### WHAT NEEDS TO BE DONE
Show every line in the records below that contains the word "icon".

### GIVEN RECORDS
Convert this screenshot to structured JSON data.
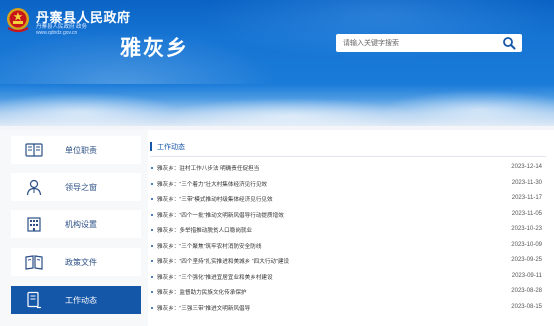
{
  "header": {
    "site_name": "丹寨县人民政府",
    "site_sub": "丹寨县人民政府 政务",
    "site_url": "www.qdndz.gov.cn",
    "town_name": "雅灰乡",
    "search_placeholder": "请输入关键字搜索",
    "search_icon": "search-icon",
    "emblem_icon": "national-emblem-icon"
  },
  "colors": {
    "header_blue": "#1674d3",
    "active_nav": "#1456a8",
    "accent_text": "#2c4f86"
  },
  "sidebar": {
    "items": [
      {
        "label": "单位职责",
        "icon": "duty-book-icon",
        "active": false
      },
      {
        "label": "领导之窗",
        "icon": "leader-person-icon",
        "active": false
      },
      {
        "label": "机构设置",
        "icon": "org-building-icon",
        "active": false
      },
      {
        "label": "政策文件",
        "icon": "policy-document-icon",
        "active": false
      },
      {
        "label": "工作动态",
        "icon": "work-news-icon",
        "active": true
      }
    ]
  },
  "main": {
    "section_title": "工作动态",
    "news": [
      {
        "title": "雅灰乡：驻村工作八步法 明确责任促担当",
        "date": "2023-12-14"
      },
      {
        "title": "雅灰乡：“三个着力”壮大村集体经济见行见效",
        "date": "2023-11-30"
      },
      {
        "title": "雅灰乡：“三带”模式推动村级集体经济见行见效",
        "date": "2023-11-17"
      },
      {
        "title": "雅灰乡：“四个一批”推动文明新风倡导行动提质增效",
        "date": "2023-11-05"
      },
      {
        "title": "雅灰乡：多举措推动脱贫人口稳岗就业",
        "date": "2023-10-23"
      },
      {
        "title": "雅灰乡：“三个聚焦”筑牢农村消防安全防线",
        "date": "2023-10-09"
      },
      {
        "title": "雅灰乡：“四个坚持”扎实推进和美城乡 “四大行动”建设",
        "date": "2023-09-25"
      },
      {
        "title": "雅灰乡：“三个强化”推进宜居宜业和美乡村建设",
        "date": "2023-09-11"
      },
      {
        "title": "雅灰乡：监督助力民族文化传承保护",
        "date": "2023-08-28"
      },
      {
        "title": "雅灰乡：“三强三带”推进文明新风倡导",
        "date": "2023-08-15"
      }
    ]
  }
}
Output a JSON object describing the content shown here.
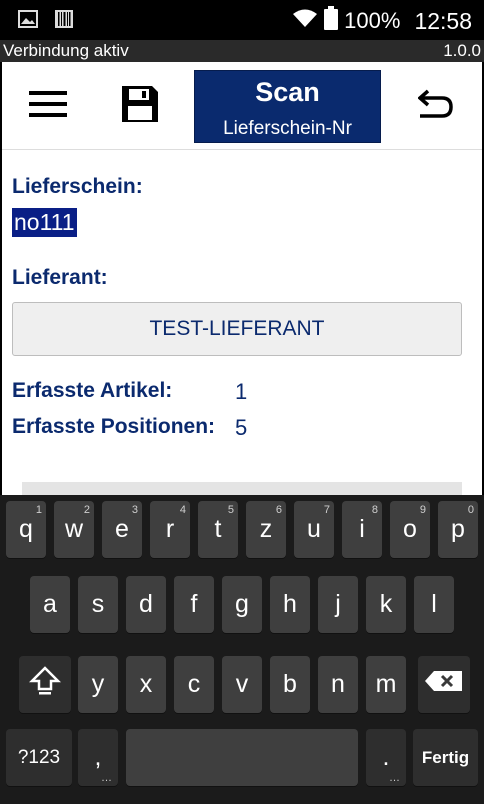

### TASK SOLUTION
    "search_icon": "search-icon",
    "emblem_icon": "national-emblem-icon"
        "icon": "duty-book-icon",
        "icon": "leader-person-icon",
        "icon": "org-building-icon",
        "icon": "policy-document-icon",
        "icon": "work-news-icon",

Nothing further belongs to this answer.